------ EXTRACTED ENTRIES ------

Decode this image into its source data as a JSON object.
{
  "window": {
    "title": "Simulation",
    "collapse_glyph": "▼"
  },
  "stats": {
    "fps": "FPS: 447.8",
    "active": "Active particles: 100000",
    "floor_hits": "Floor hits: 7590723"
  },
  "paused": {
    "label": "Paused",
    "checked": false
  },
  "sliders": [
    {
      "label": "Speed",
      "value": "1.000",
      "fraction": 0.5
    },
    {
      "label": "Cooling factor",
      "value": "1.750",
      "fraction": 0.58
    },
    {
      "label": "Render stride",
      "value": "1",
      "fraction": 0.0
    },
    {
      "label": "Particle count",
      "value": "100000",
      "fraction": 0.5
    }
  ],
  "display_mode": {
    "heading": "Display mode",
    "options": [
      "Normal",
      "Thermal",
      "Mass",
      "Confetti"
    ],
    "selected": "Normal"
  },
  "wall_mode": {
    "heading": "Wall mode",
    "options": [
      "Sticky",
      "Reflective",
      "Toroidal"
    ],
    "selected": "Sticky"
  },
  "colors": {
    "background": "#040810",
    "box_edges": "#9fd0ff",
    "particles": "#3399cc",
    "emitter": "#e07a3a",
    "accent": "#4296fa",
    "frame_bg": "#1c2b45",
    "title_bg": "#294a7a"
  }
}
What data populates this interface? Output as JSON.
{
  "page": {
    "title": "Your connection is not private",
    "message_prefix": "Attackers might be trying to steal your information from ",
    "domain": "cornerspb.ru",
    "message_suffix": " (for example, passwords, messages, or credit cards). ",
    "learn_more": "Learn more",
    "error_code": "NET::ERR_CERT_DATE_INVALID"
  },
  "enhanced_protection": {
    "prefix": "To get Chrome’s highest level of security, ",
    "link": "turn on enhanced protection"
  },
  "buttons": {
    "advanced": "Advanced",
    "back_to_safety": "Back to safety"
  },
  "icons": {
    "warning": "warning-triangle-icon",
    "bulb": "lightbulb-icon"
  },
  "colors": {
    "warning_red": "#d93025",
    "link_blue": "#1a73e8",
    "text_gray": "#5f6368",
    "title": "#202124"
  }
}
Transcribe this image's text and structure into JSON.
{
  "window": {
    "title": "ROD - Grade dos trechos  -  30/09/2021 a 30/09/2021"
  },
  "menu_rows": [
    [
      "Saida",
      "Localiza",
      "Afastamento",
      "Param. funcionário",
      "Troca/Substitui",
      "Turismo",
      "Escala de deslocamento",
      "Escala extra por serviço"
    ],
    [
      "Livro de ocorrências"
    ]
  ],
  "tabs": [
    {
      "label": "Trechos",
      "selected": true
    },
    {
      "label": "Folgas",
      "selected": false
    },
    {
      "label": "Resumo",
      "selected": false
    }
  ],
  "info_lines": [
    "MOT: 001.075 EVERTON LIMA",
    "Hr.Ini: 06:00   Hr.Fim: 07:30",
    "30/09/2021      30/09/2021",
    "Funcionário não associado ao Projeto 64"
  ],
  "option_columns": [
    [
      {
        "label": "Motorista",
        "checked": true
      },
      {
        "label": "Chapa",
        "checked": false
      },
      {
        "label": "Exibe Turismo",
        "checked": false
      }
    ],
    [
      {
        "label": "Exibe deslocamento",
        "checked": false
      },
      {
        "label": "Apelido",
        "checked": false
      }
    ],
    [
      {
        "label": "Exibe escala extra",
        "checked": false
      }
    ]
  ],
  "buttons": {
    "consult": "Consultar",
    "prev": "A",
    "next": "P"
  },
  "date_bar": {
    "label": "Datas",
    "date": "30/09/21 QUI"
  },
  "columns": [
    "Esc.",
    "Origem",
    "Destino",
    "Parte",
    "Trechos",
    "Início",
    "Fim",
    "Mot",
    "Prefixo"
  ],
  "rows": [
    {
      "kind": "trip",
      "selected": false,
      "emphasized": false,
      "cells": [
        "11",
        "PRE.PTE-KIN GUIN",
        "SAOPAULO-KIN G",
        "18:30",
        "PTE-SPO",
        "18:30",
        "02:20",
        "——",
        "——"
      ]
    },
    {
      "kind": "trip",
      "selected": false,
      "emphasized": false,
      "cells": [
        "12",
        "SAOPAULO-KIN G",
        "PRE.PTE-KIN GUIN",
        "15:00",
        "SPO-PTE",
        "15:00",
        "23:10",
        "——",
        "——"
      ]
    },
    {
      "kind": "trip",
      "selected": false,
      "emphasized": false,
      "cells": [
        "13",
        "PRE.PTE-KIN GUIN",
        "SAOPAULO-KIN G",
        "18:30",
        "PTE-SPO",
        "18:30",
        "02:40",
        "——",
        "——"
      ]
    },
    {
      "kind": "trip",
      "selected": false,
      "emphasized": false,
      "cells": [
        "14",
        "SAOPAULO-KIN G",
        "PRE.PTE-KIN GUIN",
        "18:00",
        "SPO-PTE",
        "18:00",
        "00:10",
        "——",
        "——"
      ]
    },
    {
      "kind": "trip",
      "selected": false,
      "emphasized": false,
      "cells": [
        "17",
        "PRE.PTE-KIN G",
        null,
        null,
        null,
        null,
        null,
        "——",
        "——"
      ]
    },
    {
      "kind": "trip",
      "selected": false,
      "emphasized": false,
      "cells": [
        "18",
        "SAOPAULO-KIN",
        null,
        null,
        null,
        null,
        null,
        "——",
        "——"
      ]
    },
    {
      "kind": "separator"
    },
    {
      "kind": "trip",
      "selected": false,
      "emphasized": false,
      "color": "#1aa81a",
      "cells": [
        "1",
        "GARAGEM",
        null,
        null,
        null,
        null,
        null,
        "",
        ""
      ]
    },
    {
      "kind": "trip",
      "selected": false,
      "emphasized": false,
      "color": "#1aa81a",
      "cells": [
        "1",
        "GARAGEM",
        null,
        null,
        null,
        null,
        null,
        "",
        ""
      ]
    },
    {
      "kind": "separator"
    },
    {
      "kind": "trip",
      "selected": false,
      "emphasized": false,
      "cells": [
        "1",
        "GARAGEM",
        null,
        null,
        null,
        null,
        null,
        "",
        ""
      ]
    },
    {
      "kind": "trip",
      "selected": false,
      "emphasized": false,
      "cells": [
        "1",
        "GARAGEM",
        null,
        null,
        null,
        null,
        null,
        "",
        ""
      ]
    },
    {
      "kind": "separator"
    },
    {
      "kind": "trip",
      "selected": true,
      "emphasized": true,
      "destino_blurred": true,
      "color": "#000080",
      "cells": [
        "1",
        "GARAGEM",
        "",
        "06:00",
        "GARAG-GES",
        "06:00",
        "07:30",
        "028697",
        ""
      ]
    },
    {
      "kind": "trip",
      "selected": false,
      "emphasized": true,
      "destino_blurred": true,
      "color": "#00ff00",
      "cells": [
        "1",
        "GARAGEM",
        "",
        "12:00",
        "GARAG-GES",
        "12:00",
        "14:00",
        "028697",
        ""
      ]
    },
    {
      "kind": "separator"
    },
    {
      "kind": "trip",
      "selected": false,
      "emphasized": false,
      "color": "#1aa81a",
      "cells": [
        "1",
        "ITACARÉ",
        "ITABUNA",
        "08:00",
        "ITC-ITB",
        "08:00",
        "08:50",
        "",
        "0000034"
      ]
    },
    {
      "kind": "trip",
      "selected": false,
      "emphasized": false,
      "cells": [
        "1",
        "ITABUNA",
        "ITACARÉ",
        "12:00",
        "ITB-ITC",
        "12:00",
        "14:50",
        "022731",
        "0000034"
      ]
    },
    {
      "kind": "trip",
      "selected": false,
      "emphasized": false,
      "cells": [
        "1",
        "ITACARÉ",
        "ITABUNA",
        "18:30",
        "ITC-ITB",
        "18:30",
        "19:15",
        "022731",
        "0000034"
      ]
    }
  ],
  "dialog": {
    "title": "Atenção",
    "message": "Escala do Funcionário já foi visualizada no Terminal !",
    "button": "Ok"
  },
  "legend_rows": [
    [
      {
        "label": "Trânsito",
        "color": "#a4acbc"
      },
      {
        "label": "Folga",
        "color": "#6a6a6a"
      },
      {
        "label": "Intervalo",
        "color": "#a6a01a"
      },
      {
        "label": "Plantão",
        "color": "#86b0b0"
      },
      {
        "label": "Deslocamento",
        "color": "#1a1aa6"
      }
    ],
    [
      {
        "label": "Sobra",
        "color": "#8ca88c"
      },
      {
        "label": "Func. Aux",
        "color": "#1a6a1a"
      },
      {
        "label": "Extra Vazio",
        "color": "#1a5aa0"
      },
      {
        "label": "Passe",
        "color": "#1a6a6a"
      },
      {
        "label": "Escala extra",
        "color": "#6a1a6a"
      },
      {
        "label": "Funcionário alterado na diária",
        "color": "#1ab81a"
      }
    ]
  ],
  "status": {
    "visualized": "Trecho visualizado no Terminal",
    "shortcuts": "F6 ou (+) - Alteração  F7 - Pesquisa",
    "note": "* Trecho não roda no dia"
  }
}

------

Write out every line of the preceding listing that contains "into".

Decode this image into its source data as a JSON object.
Transcribe this image's text and structure into JSON.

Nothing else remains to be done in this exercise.